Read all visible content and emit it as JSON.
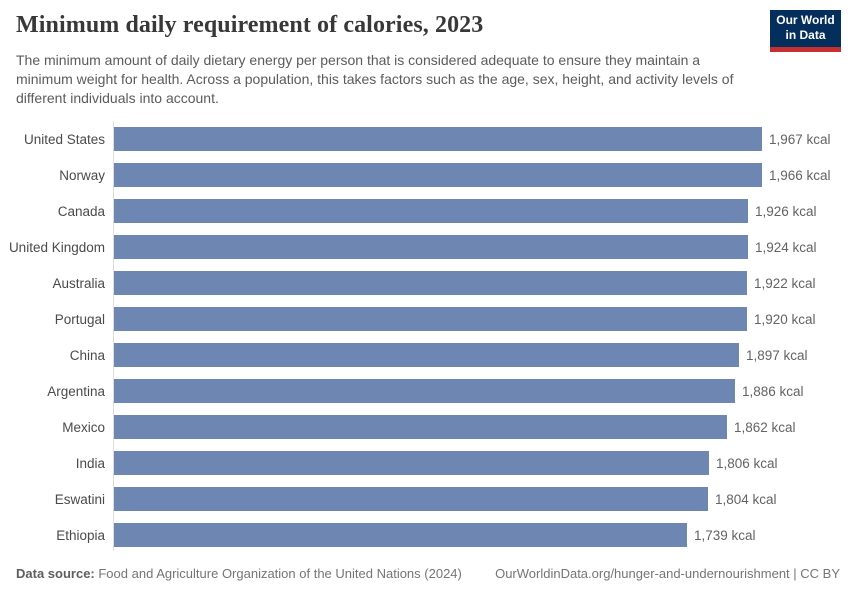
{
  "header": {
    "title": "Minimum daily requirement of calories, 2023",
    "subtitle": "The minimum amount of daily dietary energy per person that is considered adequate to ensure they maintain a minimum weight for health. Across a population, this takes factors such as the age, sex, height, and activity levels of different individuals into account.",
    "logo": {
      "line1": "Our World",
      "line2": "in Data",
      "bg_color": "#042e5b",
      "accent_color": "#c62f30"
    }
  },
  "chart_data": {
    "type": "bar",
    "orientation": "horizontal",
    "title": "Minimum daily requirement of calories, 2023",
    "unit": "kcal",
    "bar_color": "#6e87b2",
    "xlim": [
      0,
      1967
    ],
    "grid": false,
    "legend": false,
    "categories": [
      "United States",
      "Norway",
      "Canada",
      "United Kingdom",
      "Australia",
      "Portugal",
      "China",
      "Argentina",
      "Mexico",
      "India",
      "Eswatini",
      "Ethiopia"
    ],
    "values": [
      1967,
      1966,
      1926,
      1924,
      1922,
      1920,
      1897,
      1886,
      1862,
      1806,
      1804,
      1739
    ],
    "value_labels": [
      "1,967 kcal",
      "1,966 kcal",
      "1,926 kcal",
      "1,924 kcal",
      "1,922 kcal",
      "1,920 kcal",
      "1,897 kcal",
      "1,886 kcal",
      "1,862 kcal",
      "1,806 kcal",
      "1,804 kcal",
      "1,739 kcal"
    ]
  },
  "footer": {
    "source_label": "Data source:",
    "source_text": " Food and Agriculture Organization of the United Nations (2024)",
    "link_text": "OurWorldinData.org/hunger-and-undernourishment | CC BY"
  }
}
--- --- ---
# Directive
Repeat the records in full, exactly as they appear, without the pictures.

# Expected answer
Read all visible content and emit it as JSON.
{
  "header": {
    "title": "Minimum daily requirement of calories, 2023",
    "subtitle": "The minimum amount of daily dietary energy per person that is considered adequate to ensure they maintain a minimum weight for health. Across a population, this takes factors such as the age, sex, height, and activity levels of different individuals into account.",
    "logo": {
      "line1": "Our World",
      "line2": "in Data",
      "bg_color": "#042e5b",
      "accent_color": "#c62f30"
    }
  },
  "chart_data": {
    "type": "bar",
    "orientation": "horizontal",
    "title": "Minimum daily requirement of calories, 2023",
    "unit": "kcal",
    "bar_color": "#6e87b2",
    "xlim": [
      0,
      1967
    ],
    "grid": false,
    "legend": false,
    "categories": [
      "United States",
      "Norway",
      "Canada",
      "United Kingdom",
      "Australia",
      "Portugal",
      "China",
      "Argentina",
      "Mexico",
      "India",
      "Eswatini",
      "Ethiopia"
    ],
    "values": [
      1967,
      1966,
      1926,
      1924,
      1922,
      1920,
      1897,
      1886,
      1862,
      1806,
      1804,
      1739
    ],
    "value_labels": [
      "1,967 kcal",
      "1,966 kcal",
      "1,926 kcal",
      "1,924 kcal",
      "1,922 kcal",
      "1,920 kcal",
      "1,897 kcal",
      "1,886 kcal",
      "1,862 kcal",
      "1,806 kcal",
      "1,804 kcal",
      "1,739 kcal"
    ]
  },
  "footer": {
    "source_label": "Data source:",
    "source_text": " Food and Agriculture Organization of the United Nations (2024)",
    "link_text": "OurWorldinData.org/hunger-and-undernourishment | CC BY"
  }
}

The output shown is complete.